▼▼▼

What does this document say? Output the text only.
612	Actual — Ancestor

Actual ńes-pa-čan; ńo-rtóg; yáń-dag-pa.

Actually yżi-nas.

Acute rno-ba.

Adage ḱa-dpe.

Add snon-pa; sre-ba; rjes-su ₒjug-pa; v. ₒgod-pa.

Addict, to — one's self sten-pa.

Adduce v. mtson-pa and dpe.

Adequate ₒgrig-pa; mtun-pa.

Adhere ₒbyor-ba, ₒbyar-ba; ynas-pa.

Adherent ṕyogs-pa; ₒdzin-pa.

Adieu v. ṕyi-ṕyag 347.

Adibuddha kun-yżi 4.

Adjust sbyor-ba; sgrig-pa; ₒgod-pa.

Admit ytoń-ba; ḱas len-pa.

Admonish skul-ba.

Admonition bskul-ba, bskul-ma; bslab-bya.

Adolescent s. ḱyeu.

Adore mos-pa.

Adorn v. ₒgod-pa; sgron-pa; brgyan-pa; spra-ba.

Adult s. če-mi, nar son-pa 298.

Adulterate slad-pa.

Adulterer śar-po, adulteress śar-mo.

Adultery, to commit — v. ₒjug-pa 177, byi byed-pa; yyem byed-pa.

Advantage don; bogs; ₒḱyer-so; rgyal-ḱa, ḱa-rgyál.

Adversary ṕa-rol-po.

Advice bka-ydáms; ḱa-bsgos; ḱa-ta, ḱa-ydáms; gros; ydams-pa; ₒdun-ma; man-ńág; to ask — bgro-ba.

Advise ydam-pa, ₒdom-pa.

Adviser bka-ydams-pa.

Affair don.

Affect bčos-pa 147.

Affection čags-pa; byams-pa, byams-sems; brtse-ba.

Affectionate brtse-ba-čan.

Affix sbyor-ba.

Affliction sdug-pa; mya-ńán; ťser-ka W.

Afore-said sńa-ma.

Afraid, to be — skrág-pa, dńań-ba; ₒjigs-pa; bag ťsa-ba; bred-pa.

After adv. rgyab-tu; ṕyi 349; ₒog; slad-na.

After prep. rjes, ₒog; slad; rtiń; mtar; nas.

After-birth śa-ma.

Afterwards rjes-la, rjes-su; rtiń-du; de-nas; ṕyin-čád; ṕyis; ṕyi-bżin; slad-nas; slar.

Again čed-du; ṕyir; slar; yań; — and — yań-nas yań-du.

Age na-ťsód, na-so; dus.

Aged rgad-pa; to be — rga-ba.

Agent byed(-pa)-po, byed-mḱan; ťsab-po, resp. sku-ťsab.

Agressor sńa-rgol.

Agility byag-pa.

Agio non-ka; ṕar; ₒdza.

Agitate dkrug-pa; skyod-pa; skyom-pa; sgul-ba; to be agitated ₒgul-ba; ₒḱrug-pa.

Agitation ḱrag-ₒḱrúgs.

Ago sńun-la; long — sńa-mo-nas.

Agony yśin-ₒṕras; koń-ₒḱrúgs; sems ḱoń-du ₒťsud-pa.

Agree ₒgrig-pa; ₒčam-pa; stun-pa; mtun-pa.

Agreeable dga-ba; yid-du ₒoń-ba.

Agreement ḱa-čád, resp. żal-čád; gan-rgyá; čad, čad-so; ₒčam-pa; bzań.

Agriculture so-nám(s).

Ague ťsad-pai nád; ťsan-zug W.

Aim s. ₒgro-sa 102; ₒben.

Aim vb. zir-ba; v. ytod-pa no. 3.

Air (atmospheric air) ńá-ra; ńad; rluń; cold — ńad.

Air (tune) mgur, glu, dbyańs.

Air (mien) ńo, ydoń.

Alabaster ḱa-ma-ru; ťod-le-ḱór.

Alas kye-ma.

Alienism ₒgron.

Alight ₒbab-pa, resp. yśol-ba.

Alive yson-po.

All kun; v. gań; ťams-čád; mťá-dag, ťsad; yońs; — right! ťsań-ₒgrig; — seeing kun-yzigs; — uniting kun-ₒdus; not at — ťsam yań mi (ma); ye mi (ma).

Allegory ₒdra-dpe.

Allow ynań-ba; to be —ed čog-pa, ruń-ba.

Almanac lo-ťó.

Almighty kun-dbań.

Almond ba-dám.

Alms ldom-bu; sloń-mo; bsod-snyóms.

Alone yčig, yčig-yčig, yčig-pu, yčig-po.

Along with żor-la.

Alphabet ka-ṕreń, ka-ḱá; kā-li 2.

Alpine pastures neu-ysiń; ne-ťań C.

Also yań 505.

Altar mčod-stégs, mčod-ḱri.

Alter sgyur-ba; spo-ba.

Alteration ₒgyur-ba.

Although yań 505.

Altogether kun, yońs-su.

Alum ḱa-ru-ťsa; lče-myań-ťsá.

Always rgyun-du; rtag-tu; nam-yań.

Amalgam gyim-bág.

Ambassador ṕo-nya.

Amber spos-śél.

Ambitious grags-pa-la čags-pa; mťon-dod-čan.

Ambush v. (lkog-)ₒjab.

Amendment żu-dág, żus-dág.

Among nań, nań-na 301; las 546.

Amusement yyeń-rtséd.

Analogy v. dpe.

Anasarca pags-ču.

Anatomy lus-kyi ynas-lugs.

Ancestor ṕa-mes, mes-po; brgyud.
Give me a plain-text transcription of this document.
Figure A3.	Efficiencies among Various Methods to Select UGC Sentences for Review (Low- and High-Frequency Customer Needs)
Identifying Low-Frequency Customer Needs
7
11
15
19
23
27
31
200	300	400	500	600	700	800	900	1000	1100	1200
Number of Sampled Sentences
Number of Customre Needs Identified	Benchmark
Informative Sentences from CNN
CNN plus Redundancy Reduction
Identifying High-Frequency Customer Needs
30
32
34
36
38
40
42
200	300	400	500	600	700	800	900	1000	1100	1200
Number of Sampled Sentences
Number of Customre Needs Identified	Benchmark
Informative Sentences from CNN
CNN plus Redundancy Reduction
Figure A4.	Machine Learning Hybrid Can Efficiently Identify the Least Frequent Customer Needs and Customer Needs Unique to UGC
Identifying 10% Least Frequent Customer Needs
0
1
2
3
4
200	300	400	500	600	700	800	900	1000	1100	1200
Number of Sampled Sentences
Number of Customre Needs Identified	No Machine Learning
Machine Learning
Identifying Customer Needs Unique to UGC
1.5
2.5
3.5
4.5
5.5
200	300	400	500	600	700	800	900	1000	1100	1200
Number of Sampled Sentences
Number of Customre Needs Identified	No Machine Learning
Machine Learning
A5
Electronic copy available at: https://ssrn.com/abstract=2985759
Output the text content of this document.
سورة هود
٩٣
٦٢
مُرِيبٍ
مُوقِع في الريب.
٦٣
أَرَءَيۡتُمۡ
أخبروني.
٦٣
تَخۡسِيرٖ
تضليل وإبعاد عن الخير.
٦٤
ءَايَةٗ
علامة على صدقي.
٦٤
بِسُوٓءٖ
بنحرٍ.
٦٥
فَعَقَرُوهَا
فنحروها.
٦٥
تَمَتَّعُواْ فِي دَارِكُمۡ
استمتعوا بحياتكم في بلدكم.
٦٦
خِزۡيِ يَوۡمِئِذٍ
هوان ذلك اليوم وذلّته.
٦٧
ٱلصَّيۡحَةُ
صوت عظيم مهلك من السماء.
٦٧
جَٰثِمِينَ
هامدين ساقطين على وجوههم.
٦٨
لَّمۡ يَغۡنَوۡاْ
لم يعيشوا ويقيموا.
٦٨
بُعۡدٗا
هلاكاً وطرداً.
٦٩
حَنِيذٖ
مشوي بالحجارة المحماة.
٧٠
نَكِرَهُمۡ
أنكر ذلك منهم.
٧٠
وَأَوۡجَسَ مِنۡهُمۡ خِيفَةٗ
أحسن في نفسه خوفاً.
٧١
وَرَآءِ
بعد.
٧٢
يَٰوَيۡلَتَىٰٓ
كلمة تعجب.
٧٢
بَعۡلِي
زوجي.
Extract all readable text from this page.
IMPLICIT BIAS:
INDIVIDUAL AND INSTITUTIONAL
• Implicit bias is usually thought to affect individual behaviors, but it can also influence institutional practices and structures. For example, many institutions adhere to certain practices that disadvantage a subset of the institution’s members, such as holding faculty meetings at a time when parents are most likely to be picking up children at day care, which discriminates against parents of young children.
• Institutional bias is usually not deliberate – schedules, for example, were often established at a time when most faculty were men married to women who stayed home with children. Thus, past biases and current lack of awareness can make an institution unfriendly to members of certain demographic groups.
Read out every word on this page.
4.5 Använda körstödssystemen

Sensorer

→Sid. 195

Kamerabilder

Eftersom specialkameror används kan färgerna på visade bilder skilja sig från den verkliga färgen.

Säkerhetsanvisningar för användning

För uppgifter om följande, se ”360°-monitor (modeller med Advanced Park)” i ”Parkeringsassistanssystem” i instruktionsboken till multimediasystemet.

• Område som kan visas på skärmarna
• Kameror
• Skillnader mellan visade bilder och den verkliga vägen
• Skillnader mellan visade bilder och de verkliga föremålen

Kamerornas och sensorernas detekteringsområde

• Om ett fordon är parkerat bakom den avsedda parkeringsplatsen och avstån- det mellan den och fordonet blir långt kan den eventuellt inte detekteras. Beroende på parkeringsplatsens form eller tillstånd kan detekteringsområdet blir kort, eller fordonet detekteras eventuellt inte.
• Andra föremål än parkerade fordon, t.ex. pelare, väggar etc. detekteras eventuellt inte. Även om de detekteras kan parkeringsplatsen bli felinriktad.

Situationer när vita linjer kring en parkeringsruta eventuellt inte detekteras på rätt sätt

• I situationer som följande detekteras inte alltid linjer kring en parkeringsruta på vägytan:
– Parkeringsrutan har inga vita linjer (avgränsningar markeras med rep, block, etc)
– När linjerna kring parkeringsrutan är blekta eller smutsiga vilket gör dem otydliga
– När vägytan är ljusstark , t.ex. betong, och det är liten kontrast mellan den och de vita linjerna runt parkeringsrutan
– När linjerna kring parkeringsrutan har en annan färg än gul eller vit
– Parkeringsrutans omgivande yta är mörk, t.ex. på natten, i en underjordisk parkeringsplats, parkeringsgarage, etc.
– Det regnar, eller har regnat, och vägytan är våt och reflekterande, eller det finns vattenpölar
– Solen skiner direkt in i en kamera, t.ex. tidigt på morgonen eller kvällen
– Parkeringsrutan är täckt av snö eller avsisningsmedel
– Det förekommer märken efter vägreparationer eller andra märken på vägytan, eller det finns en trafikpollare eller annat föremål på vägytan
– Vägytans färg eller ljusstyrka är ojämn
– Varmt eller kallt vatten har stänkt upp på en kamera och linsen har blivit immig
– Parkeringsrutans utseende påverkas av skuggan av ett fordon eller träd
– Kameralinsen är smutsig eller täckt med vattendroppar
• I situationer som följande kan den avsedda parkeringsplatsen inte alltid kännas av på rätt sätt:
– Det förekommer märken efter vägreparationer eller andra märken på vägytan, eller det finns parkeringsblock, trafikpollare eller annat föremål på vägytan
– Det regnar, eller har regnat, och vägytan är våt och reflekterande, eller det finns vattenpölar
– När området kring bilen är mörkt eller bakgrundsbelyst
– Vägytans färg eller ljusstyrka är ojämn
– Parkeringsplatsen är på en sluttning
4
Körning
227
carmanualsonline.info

▲▲▲

### Exercise goal
Take every line from the data above that holds "čags" and copy it out.

### Task result
Affection čags-pa; byams-pa, byams-sems; brtse-ba.
Ambitious grags-pa-la čags-pa; mťon-dod-čan.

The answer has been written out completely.